Aim of the task:
Each record must be reproduced exactly as it is shown.

Dataset entries:
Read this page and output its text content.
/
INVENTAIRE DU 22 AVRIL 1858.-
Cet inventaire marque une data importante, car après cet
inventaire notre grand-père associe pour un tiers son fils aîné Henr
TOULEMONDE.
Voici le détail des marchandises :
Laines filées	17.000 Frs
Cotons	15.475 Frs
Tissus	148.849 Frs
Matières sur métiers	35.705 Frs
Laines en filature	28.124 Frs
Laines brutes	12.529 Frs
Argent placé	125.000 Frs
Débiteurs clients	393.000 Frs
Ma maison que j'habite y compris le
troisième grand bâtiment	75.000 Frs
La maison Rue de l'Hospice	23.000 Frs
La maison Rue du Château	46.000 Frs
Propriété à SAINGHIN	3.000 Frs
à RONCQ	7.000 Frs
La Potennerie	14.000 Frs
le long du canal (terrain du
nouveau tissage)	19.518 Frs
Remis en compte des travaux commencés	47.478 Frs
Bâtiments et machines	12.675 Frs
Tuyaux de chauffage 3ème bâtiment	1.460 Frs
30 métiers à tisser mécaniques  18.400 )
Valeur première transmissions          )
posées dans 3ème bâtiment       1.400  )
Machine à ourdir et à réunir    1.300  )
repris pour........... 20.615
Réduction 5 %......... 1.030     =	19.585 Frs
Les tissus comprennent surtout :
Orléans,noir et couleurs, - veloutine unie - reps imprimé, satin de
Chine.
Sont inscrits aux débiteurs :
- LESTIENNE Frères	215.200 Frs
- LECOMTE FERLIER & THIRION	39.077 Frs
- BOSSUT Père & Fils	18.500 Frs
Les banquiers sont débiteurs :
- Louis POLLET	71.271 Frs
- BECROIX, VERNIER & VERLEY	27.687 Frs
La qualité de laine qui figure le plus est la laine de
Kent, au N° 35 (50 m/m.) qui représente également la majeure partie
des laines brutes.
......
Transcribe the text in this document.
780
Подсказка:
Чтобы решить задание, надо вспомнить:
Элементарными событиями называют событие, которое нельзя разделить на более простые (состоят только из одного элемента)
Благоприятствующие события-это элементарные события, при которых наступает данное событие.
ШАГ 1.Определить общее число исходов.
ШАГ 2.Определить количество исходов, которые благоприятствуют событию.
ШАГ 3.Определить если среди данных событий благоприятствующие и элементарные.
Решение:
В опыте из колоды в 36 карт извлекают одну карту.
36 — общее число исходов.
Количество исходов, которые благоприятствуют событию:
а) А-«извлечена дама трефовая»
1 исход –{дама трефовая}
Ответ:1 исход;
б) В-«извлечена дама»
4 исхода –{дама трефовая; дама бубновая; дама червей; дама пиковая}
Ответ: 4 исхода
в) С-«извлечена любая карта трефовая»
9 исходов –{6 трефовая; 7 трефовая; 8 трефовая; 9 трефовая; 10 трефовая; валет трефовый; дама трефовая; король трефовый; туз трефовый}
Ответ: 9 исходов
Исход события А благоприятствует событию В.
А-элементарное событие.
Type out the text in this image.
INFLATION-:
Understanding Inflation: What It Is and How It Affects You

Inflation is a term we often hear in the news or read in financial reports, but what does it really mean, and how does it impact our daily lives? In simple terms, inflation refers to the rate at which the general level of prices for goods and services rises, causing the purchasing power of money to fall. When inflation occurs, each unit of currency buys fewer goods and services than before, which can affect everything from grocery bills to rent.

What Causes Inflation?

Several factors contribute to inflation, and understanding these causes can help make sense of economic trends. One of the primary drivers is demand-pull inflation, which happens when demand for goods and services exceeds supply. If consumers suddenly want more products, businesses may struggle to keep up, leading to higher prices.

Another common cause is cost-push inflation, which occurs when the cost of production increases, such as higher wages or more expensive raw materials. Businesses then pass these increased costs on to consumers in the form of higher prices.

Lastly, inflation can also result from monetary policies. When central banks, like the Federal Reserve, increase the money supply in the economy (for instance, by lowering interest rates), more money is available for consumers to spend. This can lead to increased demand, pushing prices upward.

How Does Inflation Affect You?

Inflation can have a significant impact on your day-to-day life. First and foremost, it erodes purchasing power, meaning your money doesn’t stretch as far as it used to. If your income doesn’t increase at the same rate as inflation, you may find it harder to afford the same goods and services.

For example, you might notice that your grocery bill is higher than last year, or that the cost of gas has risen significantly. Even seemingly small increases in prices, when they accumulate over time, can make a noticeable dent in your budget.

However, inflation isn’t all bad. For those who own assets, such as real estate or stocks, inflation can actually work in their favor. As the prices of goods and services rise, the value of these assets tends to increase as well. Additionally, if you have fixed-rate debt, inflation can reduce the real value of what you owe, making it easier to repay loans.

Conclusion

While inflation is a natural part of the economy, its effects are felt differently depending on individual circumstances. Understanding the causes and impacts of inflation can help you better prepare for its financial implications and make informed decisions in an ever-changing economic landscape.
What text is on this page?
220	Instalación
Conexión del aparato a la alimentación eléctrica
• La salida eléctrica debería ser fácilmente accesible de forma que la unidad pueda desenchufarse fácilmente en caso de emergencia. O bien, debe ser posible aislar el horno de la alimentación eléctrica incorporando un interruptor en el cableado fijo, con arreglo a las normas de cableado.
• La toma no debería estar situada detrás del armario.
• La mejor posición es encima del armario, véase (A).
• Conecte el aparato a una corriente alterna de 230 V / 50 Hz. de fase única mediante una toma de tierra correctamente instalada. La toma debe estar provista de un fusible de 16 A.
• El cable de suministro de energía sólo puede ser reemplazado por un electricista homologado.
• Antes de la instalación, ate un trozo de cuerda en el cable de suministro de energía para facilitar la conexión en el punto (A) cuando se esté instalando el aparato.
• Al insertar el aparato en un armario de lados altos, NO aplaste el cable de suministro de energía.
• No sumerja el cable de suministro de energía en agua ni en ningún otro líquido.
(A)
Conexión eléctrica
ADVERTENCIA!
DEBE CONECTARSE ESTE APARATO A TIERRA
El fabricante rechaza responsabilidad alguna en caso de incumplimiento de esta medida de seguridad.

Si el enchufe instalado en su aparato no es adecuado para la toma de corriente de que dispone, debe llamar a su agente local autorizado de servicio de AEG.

Exercise output:
Read this page and output its text content.
/
INVENTAIRE DU 22 AVRIL 1858.-
Cet inventaire marque une data importante, car après cet
inventaire notre grand-père associe pour un tiers son fils aîné Henr
TOULEMONDE.
Voici le détail des marchandises :
Laines filées	17.000 Frs
Cotons	15.475 Frs
Tissus	148.849 Frs
Matières sur métiers	35.705 Frs
Laines en filature	28.124 Frs
Laines brutes	12.529 Frs
Argent placé	125.000 Frs
Débiteurs clients	393.000 Frs
Ma maison que j'habite y compris le
troisième grand bâtiment	75.000 Frs
La maison Rue de l'Hospice	23.000 Frs
La maison Rue du Château	46.000 Frs
Propriété à SAINGHIN	3.000 Frs
à RONCQ	7.000 Frs
La Potennerie	14.000 Frs
le long du canal (terrain du
nouveau tissage)	19.518 Frs
Remis en compte des travaux commencés	47.478 Frs
Bâtiments et machines	12.675 Frs
Tuyaux de chauffage 3ème bâtiment	1.460 Frs
30 métiers à tisser mécaniques  18.400 )
Valeur première transmissions          )
posées dans 3ème bâtiment       1.400  )
Machine à ourdir et à réunir    1.300  )
repris pour........... 20.615
Réduction 5 %......... 1.030     =	19.585 Frs
Les tissus comprennent surtout :
Orléans,noir et couleurs, - veloutine unie - reps imprimé, satin de
Chine.
Sont inscrits aux débiteurs :
- LESTIENNE Frères	215.200 Frs
- LECOMTE FERLIER & THIRION	39.077 Frs
- BOSSUT Père & Fils	18.500 Frs
Les banquiers sont débiteurs :
- Louis POLLET	71.271 Frs
- BECROIX, VERNIER & VERLEY	27.687 Frs
La qualité de laine qui figure le plus est la laine de
Kent, au N° 35 (50 m/m.) qui représente également la majeure partie
des laines brutes.
......
Transcribe the text in this document.
780
Подсказка:
Чтобы решить задание, надо вспомнить:
Элементарными событиями называют событие, которое нельзя разделить на более простые (состоят только из одного элемента)
Благоприятствующие события-это элементарные события, при которых наступает данное событие.
ШАГ 1.Определить общее число исходов.
ШАГ 2.Определить количество исходов, которые благоприятствуют событию.
ШАГ 3.Определить если среди данных событий благоприятствующие и элементарные.
Решение:
В опыте из колоды в 36 карт извлекают одну карту.
36 — общее число исходов.
Количество исходов, которые благоприятствуют событию:
а) А-«извлечена дама трефовая»
1 исход –{дама трефовая}
Ответ:1 исход;
б) В-«извлечена дама»
4 исхода –{дама трефовая; дама бубновая; дама червей; дама пиковая}
Ответ: 4 исхода
в) С-«извлечена любая карта трефовая»
9 исходов –{6 трефовая; 7 трефовая; 8 трефовая; 9 трефовая; 10 трефовая; валет трефовый; дама трефовая; король трефовый; туз трефовый}
Ответ: 9 исходов
Исход события А благоприятствует событию В.
А-элементарное событие.
Type out the text in this image.
INFLATION-:
Understanding Inflation: What It Is and How It Affects You

Inflation is a term we often hear in the news or read in financial reports, but what does it really mean, and how does it impact our daily lives? In simple terms, inflation refers to the rate at which the general level of prices for goods and services rises, causing the purchasing power of money to fall. When inflation occurs, each unit of currency buys fewer goods and services than before, which can affect everything from grocery bills to rent.

What Causes Inflation?

Several factors contribute to inflation, and understanding these causes can help make sense of economic trends. One of the primary drivers is demand-pull inflation, which happens when demand for goods and services exceeds supply. If consumers suddenly want more products, businesses may struggle to keep up, leading to higher prices.

Another common cause is cost-push inflation, which occurs when the cost of production increases, such as higher wages or more expensive raw materials. Businesses then pass these increased costs on to consumers in the form of higher prices.

Lastly, inflation can also result from monetary policies. When central banks, like the Federal Reserve, increase the money supply in the economy (for instance, by lowering interest rates), more money is available for consumers to spend. This can lead to increased demand, pushing prices upward.

How Does Inflation Affect You?

Inflation can have a significant impact on your day-to-day life. First and foremost, it erodes purchasing power, meaning your money doesn’t stretch as far as it used to. If your income doesn’t increase at the same rate as inflation, you may find it harder to afford the same goods and services.

For example, you might notice that your grocery bill is higher than last year, or that the cost of gas has risen significantly. Even seemingly small increases in prices, when they accumulate over time, can make a noticeable dent in your budget.

However, inflation isn’t all bad. For those who own assets, such as real estate or stocks, inflation can actually work in their favor. As the prices of goods and services rise, the value of these assets tends to increase as well. Additionally, if you have fixed-rate debt, inflation can reduce the real value of what you owe, making it easier to repay loans.

Conclusion

While inflation is a natural part of the economy, its effects are felt differently depending on individual circumstances. Understanding the causes and impacts of inflation can help you better prepare for its financial implications and make informed decisions in an ever-changing economic landscape.
What text is on this page?
220	Instalación
Conexión del aparato a la alimentación eléctrica
• La salida eléctrica debería ser fácilmente accesible de forma que la unidad pueda desenchufarse fácilmente en caso de emergencia. O bien, debe ser posible aislar el horno de la alimentación eléctrica incorporando un interruptor en el cableado fijo, con arreglo a las normas de cableado.
• La toma no debería estar situada detrás del armario.
• La mejor posición es encima del armario, véase (A).
• Conecte el aparato a una corriente alterna de 230 V / 50 Hz. de fase única mediante una toma de tierra correctamente instalada. La toma debe estar provista de un fusible de 16 A.
• El cable de suministro de energía sólo puede ser reemplazado por un electricista homologado.
• Antes de la instalación, ate un trozo de cuerda en el cable de suministro de energía para facilitar la conexión en el punto (A) cuando se esté instalando el aparato.
• Al insertar el aparato en un armario de lados altos, NO aplaste el cable de suministro de energía.
• No sumerja el cable de suministro de energía en agua ni en ningún otro líquido.
(A)
Conexión eléctrica
ADVERTENCIA!
DEBE CONECTARSE ESTE APARATO A TIERRA
El fabricante rechaza responsabilidad alguna en caso de incumplimiento de esta medida de seguridad.

Si el enchufe instalado en su aparato no es adecuado para la toma de corriente de que dispone, debe llamar a su agente local autorizado de servicio de AEG.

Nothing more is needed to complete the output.